[Saved data entries]
## start
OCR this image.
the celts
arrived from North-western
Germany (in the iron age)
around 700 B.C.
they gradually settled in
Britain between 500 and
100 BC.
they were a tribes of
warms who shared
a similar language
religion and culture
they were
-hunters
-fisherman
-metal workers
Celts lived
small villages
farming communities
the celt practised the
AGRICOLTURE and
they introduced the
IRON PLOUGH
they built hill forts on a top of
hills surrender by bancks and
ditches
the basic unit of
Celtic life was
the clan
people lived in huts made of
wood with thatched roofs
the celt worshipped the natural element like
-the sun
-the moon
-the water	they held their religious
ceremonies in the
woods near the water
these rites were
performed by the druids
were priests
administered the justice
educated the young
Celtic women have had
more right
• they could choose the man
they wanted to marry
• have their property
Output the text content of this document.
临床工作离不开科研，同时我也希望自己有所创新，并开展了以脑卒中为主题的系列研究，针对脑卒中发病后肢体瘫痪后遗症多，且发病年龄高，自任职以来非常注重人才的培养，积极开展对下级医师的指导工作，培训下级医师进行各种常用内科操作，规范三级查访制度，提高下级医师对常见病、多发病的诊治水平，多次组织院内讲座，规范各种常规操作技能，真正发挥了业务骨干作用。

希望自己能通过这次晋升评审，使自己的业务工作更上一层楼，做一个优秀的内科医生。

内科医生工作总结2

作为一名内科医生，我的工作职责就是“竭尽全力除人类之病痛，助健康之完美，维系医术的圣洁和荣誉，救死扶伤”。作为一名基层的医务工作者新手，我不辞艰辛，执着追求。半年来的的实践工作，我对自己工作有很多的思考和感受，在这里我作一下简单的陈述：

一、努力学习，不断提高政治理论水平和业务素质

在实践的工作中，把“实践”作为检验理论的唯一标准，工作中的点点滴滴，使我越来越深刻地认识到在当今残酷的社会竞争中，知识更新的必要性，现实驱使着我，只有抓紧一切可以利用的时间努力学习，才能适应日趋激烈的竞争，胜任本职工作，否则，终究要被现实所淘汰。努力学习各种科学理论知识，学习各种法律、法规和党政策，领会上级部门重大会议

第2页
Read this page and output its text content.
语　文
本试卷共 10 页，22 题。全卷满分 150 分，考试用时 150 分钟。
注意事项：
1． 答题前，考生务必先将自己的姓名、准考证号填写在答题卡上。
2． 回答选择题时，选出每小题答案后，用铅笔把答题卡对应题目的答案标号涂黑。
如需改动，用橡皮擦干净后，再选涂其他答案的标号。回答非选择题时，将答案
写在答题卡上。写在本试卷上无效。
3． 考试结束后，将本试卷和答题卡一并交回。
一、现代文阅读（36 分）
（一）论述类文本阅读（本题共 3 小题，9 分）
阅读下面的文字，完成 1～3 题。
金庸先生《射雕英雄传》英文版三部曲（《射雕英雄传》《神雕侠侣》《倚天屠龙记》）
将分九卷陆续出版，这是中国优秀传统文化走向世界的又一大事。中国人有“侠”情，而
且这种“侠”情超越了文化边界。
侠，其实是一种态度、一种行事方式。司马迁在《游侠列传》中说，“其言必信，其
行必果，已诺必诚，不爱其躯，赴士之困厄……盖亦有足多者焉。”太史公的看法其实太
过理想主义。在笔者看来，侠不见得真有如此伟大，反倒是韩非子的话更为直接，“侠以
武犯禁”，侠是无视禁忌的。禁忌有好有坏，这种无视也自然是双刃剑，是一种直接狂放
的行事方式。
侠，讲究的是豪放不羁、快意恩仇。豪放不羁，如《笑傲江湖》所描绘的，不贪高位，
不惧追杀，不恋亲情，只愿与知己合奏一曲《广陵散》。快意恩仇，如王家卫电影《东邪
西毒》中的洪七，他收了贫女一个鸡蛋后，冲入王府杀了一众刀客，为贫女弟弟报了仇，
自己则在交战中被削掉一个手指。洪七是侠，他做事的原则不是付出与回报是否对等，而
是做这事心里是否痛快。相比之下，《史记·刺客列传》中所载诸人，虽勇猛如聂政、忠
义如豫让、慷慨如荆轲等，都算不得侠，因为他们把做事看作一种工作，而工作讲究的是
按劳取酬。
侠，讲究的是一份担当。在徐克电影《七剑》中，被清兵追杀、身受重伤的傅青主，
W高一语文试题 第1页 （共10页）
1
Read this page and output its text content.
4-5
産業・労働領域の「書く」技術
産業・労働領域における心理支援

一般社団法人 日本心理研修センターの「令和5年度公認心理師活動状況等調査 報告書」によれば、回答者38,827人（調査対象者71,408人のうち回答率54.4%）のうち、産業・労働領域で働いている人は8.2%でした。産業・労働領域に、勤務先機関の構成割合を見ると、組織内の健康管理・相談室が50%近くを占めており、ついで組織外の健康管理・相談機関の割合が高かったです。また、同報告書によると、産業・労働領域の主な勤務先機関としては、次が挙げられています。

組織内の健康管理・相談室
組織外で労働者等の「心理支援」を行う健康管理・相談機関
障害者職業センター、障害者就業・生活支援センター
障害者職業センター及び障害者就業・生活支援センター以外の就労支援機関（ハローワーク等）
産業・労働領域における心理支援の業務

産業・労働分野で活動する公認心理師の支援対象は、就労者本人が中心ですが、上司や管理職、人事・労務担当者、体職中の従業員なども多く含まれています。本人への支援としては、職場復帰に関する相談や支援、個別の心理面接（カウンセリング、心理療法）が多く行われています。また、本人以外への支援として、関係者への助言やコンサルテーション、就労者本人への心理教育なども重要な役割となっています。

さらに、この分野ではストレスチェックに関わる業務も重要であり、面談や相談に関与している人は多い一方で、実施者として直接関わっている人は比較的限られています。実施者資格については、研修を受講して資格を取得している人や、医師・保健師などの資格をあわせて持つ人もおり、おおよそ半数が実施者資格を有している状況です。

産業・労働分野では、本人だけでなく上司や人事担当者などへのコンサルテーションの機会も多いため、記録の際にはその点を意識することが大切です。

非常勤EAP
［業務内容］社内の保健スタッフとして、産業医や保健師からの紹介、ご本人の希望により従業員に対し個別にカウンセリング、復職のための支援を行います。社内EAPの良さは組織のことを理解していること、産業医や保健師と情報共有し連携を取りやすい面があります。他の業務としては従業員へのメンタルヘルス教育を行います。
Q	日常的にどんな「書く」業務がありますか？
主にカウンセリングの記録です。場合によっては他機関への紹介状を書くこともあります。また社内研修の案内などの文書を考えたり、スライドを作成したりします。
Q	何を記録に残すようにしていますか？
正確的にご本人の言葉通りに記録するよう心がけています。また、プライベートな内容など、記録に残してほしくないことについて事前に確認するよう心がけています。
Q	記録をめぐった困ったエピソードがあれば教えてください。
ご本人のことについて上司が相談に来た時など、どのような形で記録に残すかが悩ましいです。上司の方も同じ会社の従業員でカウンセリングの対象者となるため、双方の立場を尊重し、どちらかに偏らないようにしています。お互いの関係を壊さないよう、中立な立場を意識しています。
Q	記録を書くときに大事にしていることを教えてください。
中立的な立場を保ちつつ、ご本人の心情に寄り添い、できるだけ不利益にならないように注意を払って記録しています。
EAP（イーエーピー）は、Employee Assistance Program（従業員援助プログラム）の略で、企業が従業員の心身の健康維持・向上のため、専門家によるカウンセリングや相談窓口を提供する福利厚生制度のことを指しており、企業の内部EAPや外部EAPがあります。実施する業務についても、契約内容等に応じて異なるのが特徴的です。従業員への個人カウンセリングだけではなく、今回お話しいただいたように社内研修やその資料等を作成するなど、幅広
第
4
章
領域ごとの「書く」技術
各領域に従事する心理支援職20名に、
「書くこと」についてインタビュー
## end
Search the data for "快意恩仇" and list every line in which it occurs.

» **Output of the task**:
侠，讲究的是豪放不羁、快意恩仇。豪放不羁，如《笑傲江湖》所描绘的，不贪高位，
不惧追杀，不恋亲情，只愿与知己合奏一曲《广陵散》。快意恩仇，如王家卫电影《东邪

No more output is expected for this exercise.